- Task brief: Listed below are entries; give the number of lines among them that include "Paypal", and only that number.

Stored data
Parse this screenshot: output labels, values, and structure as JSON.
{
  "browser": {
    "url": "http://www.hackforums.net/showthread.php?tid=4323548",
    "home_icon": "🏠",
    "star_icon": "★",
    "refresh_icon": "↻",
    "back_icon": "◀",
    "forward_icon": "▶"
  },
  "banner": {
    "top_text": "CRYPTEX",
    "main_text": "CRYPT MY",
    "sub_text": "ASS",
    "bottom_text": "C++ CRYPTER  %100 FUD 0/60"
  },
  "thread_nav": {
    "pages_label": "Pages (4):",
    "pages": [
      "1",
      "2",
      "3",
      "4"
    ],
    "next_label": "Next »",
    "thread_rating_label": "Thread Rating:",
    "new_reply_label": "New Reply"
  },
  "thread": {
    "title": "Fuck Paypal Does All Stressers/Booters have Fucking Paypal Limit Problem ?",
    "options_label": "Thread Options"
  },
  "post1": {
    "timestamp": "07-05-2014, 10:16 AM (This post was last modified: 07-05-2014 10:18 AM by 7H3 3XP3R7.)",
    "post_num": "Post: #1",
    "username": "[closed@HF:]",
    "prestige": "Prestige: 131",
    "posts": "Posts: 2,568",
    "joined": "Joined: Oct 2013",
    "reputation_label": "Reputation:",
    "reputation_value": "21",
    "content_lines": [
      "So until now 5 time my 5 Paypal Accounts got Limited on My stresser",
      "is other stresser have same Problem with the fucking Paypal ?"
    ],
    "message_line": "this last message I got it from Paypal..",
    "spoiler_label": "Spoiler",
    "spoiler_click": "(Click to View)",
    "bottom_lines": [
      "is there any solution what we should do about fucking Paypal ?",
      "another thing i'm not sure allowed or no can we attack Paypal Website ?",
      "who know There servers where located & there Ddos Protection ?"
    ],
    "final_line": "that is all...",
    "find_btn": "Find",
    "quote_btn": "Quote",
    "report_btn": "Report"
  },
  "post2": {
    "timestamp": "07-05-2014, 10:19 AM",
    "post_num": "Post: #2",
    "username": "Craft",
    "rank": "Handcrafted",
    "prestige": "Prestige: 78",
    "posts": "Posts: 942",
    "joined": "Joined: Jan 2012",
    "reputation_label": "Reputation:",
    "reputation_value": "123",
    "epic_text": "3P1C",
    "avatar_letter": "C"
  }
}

---

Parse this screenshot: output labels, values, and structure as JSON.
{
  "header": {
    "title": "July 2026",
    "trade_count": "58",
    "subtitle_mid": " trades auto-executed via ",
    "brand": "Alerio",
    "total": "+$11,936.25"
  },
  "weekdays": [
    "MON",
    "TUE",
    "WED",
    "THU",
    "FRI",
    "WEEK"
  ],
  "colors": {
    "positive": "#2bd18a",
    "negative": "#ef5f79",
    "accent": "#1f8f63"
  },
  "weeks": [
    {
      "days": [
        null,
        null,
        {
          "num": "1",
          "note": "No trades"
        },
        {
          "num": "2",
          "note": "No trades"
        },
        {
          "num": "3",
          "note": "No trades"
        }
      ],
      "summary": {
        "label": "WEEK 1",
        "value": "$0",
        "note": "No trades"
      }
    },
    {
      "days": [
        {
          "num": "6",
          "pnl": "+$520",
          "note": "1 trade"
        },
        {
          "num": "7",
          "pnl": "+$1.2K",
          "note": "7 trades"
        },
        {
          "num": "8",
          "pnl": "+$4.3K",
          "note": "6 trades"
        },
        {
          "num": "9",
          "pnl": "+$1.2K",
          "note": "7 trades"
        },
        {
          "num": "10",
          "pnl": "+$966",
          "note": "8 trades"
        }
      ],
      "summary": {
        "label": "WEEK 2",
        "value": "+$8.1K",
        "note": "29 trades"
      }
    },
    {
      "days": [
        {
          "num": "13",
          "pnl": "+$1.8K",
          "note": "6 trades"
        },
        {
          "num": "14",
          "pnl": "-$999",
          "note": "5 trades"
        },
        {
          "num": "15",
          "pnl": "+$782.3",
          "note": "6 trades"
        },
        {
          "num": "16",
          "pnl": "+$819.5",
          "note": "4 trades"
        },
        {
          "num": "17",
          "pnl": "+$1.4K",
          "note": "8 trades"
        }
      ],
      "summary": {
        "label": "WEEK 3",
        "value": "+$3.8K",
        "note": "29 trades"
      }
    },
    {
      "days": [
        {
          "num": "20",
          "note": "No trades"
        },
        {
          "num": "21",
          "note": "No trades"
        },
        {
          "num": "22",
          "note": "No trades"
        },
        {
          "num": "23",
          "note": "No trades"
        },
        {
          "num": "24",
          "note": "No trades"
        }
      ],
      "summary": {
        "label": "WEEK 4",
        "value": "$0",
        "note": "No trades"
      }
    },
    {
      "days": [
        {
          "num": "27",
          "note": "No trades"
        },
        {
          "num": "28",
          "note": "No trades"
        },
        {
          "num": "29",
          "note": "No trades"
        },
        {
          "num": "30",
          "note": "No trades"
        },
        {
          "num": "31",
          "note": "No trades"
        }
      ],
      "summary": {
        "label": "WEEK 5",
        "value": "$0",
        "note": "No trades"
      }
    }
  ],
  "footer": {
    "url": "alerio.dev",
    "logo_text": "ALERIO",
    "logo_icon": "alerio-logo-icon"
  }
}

---

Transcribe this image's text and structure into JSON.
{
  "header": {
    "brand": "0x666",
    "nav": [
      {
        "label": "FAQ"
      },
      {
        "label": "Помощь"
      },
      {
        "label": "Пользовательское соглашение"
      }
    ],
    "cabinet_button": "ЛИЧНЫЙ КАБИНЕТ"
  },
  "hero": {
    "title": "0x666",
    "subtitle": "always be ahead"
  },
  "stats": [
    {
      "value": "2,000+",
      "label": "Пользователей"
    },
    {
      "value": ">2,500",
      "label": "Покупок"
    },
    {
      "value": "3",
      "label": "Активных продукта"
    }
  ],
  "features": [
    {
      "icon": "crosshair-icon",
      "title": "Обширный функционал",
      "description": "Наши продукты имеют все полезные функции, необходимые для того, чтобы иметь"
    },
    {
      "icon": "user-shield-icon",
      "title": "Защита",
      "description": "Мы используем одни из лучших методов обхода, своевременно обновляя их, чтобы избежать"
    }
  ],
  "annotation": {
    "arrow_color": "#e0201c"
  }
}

- Reply: 6